### [Written exercise]
Filter the listing and keep only the lines with the word "Global".

### [Raw data]
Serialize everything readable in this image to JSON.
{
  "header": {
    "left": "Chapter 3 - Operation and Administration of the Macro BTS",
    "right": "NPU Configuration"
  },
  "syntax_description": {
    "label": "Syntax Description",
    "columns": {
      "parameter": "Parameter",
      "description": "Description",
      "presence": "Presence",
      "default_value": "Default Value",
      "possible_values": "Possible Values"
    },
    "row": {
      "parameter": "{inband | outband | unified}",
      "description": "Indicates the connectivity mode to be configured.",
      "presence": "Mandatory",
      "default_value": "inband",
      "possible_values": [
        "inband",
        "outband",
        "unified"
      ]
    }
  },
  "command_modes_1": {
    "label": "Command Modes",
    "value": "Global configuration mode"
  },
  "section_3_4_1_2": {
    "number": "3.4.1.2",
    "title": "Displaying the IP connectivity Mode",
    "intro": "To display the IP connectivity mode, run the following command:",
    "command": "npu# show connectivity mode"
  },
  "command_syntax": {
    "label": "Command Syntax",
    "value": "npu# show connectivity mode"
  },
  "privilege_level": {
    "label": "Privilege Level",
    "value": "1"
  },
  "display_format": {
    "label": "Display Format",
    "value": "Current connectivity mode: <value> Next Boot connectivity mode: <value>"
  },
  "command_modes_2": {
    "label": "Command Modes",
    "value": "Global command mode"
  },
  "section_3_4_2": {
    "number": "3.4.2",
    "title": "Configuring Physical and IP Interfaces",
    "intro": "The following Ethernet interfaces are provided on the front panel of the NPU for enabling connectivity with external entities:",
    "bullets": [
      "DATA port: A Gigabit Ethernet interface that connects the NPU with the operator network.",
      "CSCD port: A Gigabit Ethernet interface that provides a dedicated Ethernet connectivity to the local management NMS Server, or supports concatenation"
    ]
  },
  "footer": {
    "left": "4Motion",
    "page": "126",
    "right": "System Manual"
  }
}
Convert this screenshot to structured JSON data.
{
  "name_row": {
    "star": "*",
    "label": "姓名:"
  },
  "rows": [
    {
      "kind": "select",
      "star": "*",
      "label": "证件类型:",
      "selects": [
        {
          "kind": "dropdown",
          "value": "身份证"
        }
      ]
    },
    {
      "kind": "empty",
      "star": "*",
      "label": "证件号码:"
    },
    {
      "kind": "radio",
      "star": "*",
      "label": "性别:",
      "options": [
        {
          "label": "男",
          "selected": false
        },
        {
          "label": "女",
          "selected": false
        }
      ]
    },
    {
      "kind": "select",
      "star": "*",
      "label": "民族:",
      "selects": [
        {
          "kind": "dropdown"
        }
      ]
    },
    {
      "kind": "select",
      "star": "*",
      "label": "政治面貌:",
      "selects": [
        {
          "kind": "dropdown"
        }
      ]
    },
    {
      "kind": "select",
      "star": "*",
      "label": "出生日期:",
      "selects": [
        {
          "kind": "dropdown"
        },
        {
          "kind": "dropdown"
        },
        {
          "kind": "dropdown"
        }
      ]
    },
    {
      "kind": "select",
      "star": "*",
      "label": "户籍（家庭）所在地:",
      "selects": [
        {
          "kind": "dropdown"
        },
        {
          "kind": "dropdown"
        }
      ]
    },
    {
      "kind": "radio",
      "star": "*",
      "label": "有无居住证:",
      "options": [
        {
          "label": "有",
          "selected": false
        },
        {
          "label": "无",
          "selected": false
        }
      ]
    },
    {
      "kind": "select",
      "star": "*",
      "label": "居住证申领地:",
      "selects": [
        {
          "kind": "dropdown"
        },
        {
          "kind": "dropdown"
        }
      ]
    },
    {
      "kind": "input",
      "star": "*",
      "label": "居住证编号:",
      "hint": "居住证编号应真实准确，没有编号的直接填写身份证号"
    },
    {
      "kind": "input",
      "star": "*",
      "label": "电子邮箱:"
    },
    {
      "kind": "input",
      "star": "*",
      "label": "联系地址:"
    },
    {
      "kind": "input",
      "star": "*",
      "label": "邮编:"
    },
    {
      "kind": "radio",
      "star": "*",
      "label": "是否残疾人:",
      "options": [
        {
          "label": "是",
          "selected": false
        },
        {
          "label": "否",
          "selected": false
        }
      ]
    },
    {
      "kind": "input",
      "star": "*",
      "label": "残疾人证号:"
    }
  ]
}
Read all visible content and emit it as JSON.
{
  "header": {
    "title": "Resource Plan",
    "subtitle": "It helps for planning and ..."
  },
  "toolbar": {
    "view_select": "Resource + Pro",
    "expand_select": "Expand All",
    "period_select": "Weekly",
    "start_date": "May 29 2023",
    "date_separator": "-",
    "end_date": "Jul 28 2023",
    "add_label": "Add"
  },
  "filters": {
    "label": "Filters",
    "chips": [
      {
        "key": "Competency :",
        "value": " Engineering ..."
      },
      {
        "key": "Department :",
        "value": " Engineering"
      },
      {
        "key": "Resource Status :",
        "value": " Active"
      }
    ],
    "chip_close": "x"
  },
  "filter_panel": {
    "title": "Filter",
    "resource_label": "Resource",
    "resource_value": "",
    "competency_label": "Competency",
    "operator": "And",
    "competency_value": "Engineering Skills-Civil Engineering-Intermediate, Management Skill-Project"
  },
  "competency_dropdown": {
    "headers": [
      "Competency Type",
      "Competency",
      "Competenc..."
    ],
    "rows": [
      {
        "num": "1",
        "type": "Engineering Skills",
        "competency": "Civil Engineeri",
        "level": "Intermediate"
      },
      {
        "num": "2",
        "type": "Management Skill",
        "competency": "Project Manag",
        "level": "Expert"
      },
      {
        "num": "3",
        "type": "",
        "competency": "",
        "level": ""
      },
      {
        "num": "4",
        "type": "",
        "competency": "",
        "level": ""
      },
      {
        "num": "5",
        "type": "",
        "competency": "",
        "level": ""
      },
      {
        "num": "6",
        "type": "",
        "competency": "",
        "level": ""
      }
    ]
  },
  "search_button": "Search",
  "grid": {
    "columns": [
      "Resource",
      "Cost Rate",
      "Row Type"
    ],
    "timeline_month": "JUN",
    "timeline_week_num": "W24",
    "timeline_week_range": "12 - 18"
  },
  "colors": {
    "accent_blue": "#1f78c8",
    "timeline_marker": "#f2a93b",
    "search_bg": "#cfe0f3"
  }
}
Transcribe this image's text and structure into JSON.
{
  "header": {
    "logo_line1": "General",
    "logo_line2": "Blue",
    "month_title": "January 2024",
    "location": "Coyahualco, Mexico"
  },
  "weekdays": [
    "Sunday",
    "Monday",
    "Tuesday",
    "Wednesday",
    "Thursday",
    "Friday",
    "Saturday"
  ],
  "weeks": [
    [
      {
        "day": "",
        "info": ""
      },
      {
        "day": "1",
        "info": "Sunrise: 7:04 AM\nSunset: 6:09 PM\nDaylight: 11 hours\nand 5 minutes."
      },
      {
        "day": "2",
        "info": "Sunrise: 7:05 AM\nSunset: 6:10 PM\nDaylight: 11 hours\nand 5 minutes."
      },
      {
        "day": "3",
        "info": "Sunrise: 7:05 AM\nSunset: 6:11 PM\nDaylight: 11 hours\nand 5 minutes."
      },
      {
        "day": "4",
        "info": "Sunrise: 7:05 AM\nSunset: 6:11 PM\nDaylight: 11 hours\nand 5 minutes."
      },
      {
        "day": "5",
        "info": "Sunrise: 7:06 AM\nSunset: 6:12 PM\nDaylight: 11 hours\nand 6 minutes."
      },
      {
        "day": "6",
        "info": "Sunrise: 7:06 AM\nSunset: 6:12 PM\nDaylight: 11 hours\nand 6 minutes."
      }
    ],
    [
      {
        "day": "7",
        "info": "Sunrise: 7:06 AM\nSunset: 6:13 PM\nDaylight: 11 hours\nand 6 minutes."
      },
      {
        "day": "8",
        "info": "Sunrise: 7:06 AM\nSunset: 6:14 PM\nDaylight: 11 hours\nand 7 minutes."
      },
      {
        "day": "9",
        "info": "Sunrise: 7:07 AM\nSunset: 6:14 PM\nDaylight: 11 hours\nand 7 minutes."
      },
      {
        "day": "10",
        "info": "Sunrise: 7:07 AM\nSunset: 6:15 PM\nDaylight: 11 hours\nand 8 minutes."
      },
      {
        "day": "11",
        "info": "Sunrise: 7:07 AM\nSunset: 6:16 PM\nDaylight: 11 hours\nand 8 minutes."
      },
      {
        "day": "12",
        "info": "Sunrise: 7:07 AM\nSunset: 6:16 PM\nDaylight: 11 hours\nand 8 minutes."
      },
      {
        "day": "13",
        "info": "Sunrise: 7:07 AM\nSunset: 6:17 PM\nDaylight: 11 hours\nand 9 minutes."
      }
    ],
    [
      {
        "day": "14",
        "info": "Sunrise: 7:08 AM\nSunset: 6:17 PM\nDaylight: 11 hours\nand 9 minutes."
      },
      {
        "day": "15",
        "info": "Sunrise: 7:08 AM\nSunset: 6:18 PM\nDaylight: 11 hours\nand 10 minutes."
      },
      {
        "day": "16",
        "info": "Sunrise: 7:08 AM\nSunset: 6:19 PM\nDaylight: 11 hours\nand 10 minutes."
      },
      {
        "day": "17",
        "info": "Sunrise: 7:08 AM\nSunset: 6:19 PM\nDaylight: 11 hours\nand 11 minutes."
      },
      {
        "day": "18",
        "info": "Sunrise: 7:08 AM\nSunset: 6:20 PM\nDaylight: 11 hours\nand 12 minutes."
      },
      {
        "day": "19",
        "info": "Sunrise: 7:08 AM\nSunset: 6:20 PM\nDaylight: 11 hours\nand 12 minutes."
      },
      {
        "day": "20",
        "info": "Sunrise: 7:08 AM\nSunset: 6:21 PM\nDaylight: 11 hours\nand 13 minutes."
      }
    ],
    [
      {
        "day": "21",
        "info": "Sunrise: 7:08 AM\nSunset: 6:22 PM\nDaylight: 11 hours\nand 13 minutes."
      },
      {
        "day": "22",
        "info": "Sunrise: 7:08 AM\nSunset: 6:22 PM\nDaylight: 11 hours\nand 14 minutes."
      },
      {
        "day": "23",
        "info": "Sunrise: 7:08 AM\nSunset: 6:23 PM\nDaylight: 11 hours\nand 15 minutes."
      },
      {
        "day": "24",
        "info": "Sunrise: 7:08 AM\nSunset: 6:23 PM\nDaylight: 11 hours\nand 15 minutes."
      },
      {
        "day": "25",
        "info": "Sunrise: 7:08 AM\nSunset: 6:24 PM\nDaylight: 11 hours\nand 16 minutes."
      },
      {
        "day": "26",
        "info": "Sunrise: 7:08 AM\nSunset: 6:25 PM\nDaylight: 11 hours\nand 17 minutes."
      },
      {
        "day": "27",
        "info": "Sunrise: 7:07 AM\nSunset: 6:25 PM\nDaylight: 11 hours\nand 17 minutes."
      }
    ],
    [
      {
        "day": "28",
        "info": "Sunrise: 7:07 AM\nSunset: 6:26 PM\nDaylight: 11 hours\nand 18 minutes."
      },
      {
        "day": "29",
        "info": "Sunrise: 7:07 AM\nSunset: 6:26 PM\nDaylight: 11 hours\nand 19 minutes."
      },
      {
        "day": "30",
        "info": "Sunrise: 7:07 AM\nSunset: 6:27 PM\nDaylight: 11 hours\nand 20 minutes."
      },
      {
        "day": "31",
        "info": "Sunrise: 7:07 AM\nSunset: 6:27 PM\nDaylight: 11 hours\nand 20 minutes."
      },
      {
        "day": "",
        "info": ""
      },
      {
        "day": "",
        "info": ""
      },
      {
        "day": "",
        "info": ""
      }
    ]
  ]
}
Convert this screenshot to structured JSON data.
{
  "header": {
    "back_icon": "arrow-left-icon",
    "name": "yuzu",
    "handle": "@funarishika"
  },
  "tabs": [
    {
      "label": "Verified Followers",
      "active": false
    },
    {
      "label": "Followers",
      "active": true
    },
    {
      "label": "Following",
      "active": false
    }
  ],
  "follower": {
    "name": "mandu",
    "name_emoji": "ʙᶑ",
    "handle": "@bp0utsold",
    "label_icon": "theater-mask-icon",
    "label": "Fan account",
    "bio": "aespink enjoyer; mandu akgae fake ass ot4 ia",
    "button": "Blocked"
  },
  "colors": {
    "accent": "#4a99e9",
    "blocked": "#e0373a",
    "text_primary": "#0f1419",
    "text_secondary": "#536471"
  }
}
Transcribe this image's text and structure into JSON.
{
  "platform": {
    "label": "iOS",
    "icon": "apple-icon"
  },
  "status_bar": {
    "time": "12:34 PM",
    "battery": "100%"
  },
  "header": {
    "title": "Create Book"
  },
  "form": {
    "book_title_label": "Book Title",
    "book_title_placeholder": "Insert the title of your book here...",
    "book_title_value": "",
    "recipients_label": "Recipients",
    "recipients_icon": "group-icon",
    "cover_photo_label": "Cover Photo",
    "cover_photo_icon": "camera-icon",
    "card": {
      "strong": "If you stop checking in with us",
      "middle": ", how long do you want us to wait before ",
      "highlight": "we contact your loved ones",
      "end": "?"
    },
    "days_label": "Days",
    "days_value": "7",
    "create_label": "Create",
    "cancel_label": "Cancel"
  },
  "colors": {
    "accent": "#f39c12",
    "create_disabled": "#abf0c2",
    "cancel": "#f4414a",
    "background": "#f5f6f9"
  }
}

### [Response for this exercise]
    "value": "Global configuration mode"
    "value": "Global command mode"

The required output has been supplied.